──────── Input records ────────

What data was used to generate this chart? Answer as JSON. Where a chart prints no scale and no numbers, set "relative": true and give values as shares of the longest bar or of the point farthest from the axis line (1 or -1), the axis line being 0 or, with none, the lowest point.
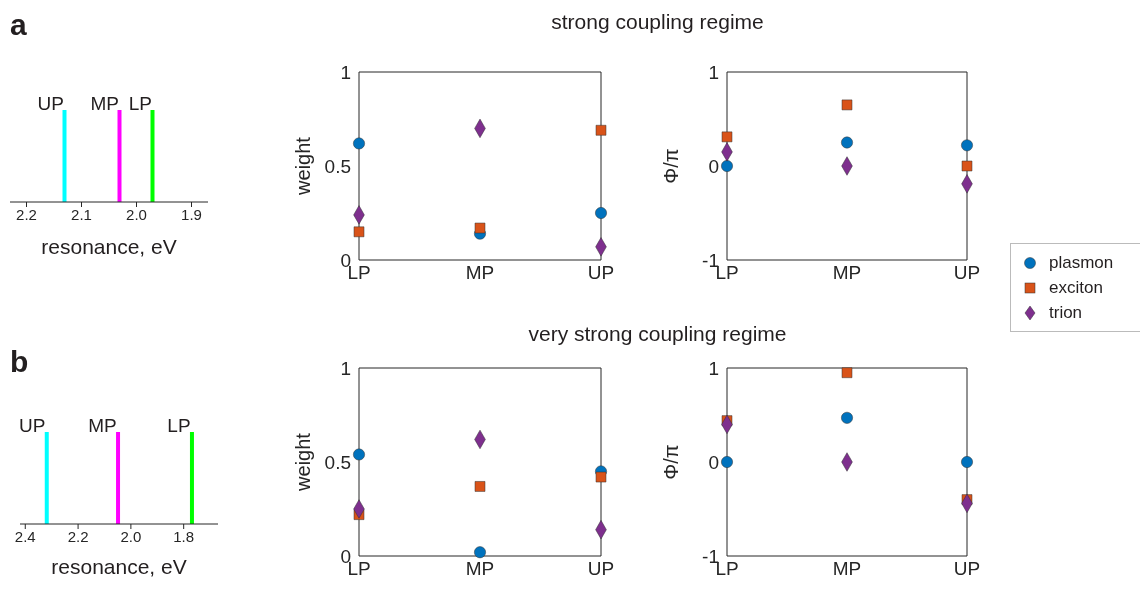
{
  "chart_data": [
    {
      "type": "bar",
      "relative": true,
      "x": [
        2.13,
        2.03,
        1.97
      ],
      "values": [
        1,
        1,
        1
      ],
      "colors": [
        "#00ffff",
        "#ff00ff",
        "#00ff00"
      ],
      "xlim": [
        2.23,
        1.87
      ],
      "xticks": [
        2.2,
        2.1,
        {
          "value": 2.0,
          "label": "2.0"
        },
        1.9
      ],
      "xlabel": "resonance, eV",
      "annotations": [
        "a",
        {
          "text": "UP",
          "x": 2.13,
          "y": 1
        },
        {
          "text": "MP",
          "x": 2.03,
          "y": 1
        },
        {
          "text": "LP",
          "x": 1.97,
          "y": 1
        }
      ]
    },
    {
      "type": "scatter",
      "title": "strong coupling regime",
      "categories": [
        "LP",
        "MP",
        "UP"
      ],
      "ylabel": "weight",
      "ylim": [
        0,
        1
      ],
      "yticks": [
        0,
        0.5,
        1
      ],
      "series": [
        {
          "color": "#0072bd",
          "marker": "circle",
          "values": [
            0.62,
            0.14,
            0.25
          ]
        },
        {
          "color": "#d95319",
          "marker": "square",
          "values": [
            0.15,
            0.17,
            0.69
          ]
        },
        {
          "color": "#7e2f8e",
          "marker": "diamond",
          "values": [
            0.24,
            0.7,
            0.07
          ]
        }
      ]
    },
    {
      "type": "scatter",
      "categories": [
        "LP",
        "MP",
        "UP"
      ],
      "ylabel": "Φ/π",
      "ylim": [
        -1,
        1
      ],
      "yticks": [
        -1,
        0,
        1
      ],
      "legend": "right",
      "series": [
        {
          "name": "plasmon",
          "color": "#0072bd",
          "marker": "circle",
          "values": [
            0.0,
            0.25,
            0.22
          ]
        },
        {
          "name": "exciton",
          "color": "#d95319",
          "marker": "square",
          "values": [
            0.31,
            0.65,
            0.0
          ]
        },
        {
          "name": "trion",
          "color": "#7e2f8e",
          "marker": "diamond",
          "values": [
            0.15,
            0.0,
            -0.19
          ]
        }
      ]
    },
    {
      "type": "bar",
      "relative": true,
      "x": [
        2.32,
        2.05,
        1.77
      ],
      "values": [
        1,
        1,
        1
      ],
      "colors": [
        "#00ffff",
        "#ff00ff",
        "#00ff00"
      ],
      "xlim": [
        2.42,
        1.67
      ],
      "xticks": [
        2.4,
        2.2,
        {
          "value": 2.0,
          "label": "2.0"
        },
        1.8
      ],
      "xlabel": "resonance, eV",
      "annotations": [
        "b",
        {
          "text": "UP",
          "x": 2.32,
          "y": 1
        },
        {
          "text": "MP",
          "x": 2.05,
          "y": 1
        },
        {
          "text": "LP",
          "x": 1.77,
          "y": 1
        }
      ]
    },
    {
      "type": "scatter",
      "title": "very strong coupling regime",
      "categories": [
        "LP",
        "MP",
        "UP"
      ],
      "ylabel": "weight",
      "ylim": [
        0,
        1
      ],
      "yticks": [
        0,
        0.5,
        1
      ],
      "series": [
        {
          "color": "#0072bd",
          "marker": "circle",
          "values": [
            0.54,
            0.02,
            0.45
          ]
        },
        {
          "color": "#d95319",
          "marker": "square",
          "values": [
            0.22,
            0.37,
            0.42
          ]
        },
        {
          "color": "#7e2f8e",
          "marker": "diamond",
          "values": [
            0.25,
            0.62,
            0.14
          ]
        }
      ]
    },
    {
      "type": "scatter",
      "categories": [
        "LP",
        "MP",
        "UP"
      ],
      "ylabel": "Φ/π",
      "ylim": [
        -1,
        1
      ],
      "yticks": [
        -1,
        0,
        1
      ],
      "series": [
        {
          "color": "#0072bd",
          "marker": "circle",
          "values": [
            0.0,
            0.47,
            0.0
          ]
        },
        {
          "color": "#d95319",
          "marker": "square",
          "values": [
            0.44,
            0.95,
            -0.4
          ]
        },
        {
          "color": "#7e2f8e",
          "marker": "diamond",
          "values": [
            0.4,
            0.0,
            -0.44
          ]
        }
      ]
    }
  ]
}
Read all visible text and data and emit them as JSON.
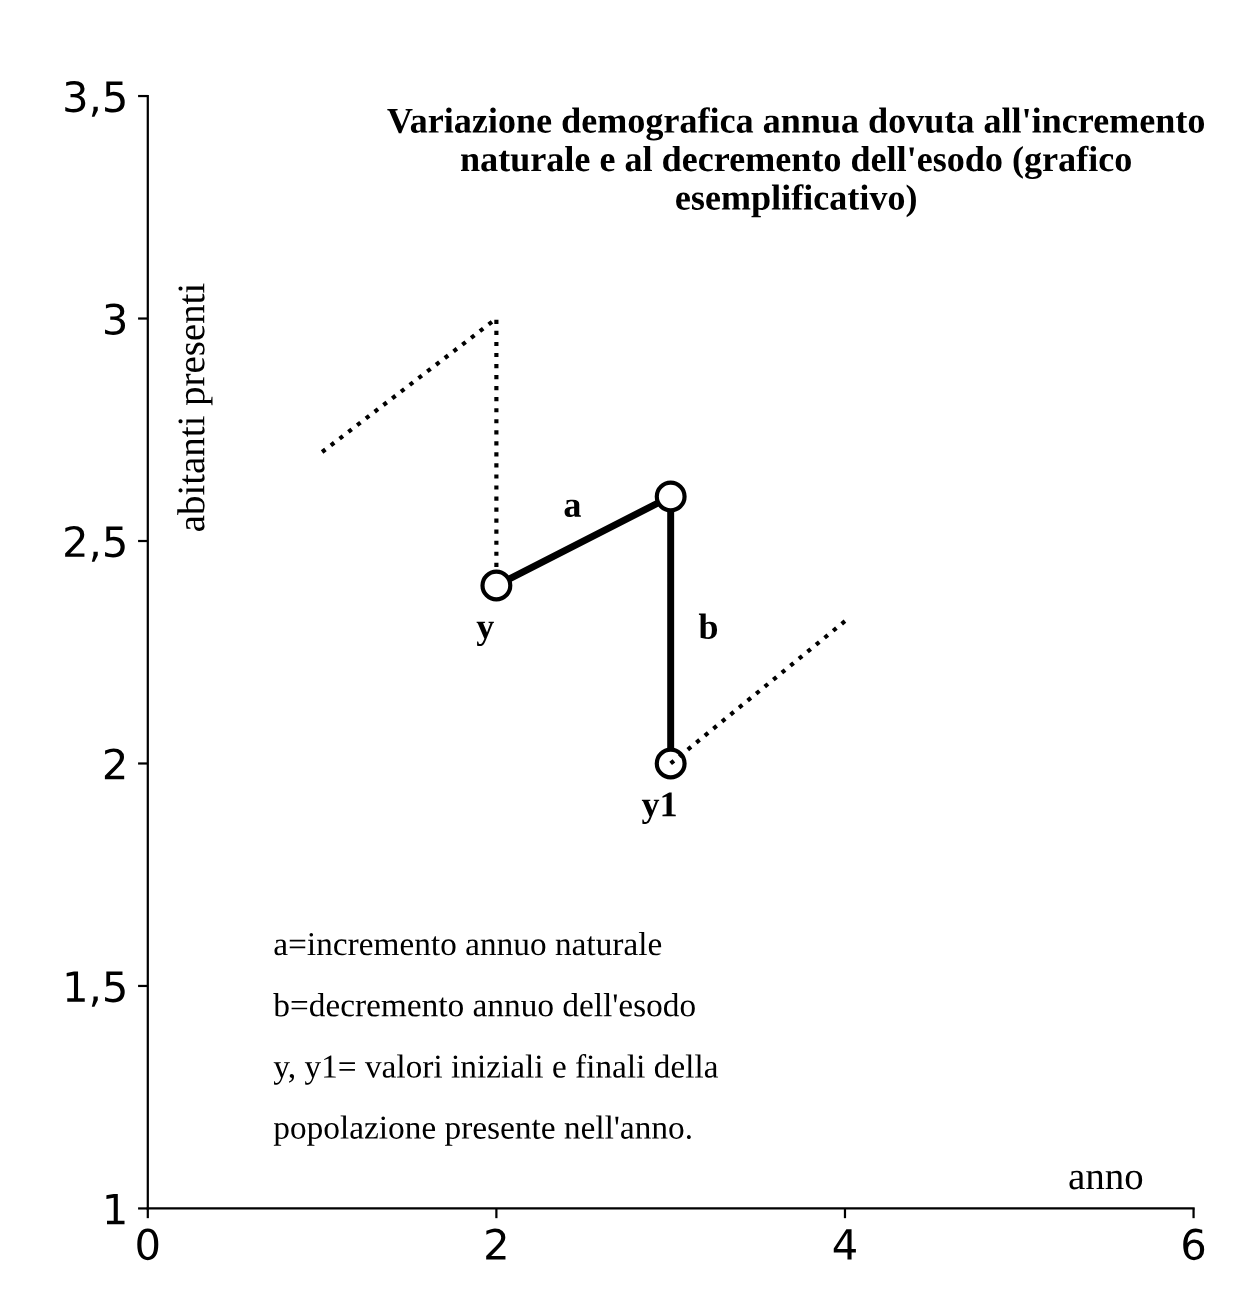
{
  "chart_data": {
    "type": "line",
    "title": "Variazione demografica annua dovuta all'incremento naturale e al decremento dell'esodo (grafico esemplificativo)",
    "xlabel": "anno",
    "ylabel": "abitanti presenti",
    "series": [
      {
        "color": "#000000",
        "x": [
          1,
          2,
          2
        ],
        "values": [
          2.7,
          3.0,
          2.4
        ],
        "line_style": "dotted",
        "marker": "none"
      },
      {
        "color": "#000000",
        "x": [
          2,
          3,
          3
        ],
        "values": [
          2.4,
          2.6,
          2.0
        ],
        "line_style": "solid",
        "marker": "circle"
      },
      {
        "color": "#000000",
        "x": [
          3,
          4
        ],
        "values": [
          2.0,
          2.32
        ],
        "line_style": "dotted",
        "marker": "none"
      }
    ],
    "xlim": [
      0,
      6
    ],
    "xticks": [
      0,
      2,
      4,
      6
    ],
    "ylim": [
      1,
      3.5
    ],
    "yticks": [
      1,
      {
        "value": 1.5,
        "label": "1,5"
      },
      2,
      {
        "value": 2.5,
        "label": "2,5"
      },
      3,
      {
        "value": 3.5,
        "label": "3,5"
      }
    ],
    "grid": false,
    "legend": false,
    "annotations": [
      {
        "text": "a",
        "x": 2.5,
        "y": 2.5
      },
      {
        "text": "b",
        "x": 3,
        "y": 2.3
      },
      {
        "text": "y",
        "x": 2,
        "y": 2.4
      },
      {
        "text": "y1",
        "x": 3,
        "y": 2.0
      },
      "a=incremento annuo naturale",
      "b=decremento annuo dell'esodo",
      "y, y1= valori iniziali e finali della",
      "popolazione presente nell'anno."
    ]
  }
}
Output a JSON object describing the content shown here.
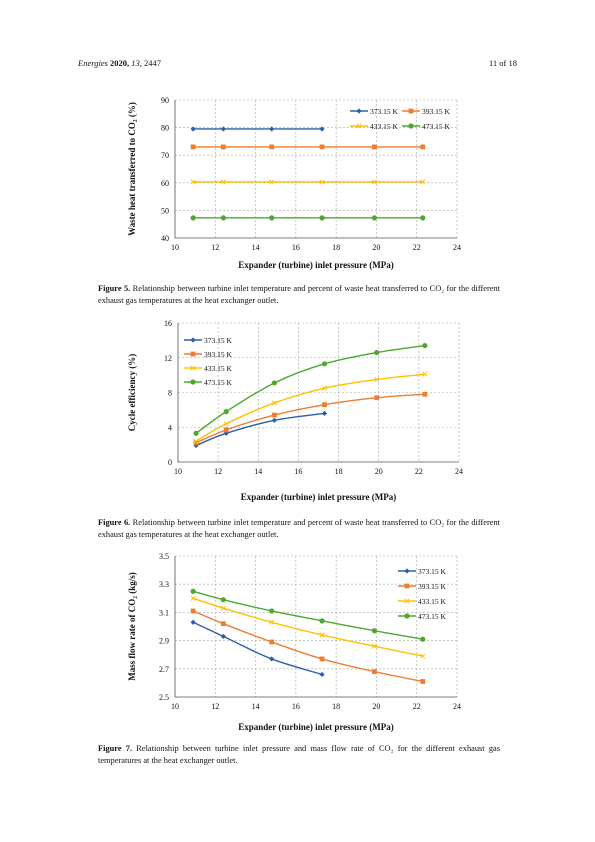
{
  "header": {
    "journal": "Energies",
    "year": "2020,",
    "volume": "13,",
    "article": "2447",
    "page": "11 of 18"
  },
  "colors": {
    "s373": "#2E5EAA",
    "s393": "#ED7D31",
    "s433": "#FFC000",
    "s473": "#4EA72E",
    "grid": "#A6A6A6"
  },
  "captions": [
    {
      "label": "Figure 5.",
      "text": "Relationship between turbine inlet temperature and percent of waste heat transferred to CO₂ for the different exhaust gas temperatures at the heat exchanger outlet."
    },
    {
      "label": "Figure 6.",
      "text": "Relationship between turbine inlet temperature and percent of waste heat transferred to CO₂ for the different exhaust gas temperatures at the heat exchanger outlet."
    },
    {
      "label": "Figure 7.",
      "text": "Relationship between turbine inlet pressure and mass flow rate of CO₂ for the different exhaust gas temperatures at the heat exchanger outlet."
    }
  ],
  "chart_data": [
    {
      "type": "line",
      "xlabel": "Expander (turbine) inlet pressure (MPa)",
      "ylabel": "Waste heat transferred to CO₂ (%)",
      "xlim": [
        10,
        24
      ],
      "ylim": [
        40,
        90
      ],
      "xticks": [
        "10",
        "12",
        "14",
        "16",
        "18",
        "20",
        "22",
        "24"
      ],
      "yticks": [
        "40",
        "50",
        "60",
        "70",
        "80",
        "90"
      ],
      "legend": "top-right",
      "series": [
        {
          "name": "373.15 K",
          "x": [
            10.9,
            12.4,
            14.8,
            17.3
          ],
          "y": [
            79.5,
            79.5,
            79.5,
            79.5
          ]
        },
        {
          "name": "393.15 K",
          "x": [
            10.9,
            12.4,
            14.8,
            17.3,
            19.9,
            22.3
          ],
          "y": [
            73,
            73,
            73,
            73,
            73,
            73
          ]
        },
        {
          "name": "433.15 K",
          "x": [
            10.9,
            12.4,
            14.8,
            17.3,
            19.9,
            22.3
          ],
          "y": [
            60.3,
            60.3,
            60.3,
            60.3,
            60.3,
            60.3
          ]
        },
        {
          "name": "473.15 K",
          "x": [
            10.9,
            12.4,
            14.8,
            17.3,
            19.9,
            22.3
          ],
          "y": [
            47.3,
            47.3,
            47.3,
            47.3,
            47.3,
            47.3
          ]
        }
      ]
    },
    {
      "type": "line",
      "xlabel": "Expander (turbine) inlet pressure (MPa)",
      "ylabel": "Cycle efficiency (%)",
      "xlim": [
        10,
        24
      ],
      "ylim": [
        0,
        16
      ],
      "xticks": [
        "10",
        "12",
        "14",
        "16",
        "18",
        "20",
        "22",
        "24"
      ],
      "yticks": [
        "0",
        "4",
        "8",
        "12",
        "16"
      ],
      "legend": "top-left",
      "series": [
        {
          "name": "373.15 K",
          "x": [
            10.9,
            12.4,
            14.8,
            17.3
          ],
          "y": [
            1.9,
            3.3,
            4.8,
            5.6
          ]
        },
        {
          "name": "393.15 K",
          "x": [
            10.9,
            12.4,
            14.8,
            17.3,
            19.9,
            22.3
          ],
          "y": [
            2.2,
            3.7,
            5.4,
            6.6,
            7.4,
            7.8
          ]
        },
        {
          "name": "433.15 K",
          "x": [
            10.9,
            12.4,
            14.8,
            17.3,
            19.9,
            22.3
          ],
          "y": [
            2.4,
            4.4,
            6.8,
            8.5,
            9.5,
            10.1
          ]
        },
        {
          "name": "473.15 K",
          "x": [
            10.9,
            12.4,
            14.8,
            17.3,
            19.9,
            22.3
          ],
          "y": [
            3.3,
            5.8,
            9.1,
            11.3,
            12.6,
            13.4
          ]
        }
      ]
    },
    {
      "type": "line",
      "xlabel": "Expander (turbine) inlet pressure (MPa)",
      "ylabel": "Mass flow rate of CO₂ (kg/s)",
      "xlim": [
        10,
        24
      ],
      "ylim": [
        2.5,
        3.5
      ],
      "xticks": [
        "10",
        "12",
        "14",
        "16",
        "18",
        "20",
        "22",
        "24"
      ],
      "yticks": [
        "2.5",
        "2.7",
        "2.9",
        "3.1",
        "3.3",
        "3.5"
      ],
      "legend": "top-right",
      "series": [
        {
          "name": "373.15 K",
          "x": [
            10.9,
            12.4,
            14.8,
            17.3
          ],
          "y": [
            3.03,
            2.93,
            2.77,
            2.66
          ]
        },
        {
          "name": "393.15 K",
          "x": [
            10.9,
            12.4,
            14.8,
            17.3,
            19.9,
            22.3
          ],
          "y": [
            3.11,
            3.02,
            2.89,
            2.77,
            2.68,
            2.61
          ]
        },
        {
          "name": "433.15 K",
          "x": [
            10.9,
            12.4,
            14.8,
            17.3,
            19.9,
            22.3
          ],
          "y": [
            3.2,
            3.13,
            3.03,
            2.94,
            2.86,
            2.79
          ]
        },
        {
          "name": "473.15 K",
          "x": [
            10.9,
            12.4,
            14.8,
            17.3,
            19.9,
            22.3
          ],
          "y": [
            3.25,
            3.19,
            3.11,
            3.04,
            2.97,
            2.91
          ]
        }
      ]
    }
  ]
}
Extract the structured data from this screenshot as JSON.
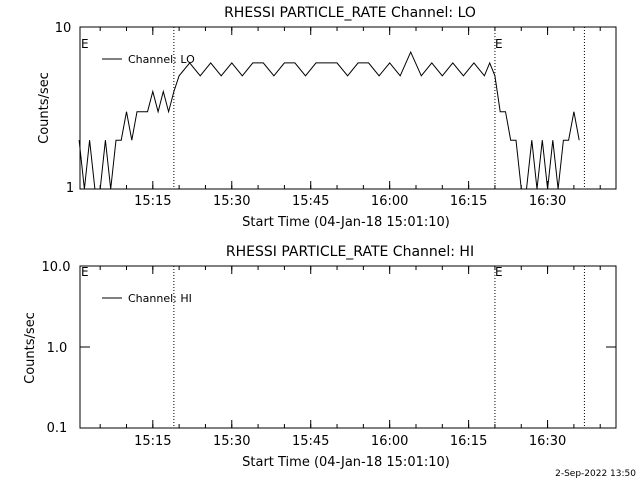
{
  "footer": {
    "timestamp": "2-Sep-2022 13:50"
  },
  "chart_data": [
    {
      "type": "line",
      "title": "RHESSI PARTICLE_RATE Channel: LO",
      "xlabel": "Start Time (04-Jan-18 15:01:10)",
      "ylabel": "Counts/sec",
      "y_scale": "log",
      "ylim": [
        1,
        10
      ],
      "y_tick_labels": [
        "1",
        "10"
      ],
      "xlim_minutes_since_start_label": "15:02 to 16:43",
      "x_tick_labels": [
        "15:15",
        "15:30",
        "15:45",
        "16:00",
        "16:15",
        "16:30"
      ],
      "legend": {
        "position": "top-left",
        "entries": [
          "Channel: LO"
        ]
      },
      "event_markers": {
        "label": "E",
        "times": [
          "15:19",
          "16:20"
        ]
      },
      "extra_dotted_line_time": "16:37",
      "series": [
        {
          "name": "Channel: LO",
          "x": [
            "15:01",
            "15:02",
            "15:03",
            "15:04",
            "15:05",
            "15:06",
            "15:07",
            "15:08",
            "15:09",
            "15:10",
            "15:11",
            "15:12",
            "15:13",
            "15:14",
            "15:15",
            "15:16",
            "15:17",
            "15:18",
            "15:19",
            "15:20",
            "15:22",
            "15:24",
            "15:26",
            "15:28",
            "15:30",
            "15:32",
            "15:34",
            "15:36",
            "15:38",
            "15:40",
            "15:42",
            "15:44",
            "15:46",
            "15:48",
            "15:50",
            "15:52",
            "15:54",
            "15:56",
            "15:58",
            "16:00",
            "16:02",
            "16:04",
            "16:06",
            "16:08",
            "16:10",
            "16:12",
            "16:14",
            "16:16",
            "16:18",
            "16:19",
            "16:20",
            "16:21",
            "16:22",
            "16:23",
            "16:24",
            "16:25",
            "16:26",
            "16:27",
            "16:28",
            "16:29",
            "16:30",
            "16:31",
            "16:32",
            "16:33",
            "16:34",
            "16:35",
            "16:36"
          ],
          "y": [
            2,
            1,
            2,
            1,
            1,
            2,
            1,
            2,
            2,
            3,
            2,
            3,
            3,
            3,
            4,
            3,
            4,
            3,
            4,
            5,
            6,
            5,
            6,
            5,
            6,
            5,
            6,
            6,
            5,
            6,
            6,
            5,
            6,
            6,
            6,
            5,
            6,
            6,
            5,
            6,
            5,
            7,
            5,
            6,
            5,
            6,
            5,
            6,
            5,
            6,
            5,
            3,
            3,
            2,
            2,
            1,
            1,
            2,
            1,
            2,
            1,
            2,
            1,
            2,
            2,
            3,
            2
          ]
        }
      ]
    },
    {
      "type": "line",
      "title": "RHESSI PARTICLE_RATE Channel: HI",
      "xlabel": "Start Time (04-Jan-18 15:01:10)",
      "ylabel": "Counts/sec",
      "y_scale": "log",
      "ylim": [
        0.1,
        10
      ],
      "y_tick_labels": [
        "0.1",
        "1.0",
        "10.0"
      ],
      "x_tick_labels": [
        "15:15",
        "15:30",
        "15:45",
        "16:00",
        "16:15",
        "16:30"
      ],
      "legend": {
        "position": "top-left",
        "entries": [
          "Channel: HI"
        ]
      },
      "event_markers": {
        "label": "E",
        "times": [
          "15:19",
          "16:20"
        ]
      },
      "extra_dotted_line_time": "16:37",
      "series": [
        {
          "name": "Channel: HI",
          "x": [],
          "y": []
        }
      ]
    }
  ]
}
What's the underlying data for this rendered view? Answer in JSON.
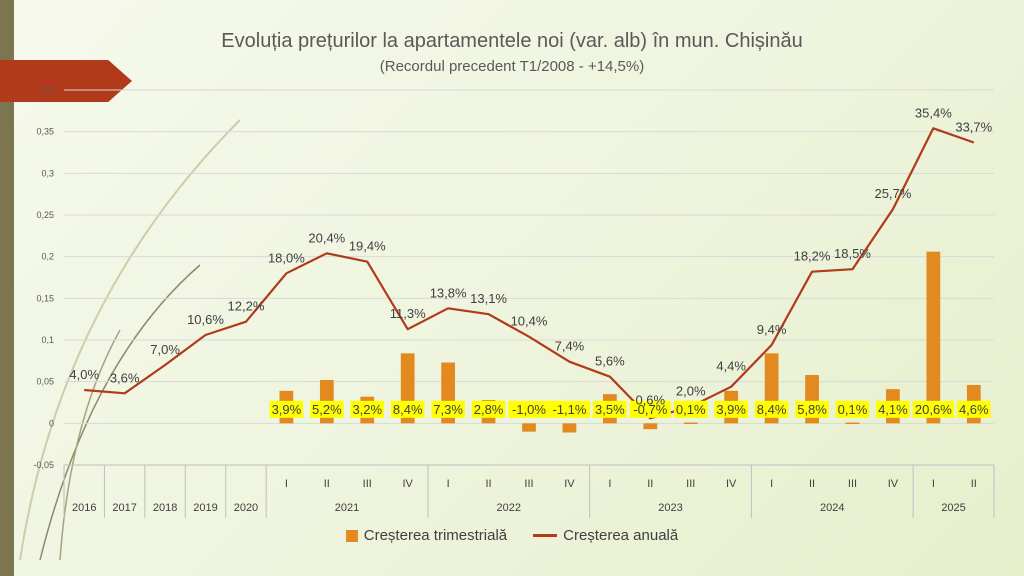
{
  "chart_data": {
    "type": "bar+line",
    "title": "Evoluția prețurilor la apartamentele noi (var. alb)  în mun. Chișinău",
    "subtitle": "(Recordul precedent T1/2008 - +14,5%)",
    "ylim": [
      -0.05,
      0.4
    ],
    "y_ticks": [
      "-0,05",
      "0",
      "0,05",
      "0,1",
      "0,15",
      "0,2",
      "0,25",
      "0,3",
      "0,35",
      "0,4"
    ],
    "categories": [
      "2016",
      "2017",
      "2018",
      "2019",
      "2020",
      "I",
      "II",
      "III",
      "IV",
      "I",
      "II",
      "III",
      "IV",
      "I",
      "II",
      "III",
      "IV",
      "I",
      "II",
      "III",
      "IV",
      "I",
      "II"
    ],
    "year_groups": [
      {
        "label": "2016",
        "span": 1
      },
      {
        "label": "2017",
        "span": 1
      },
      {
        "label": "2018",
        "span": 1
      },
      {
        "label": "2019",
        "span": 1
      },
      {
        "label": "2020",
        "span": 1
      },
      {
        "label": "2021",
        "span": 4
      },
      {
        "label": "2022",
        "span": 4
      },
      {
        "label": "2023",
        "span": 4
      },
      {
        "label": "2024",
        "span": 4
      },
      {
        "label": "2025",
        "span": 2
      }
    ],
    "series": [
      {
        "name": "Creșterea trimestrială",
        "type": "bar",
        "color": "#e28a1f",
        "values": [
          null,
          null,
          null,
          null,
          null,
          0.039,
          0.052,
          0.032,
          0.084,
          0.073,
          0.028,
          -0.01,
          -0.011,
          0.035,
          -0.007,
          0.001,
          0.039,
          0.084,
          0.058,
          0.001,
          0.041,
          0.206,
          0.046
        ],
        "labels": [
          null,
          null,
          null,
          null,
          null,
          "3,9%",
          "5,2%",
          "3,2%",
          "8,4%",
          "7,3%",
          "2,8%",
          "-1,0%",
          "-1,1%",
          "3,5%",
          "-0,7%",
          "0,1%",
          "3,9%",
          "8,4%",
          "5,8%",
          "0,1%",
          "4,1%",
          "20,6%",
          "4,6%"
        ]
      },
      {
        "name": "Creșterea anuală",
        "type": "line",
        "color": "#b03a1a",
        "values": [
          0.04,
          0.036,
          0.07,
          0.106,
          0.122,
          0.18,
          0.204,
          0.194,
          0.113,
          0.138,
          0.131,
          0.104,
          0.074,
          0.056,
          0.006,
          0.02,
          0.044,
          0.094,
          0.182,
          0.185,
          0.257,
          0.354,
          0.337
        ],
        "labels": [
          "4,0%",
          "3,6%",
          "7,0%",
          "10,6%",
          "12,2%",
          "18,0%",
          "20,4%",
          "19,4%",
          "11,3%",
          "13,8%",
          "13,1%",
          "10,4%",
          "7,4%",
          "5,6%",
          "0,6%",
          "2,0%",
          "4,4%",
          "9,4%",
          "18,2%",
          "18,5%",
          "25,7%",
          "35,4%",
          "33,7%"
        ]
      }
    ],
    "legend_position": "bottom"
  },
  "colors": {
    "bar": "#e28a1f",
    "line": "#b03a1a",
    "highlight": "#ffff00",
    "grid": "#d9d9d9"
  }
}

────────

Written task:
Reproduce each line of the entries in which the word "this" is found.

Answer to the task:
What data was used to generate this chart? Answer as JSON. Where a chart prints no scale and no numbers, set "relative": true and give values as shares of the longest bar or of the point farthest from the axis line (1 or -1), the axis line being 0 or, with none, the lowest point.
Extract the structured data from this screenshot as JSON.
What's the underlying data for this rendered view? Answer in JSON.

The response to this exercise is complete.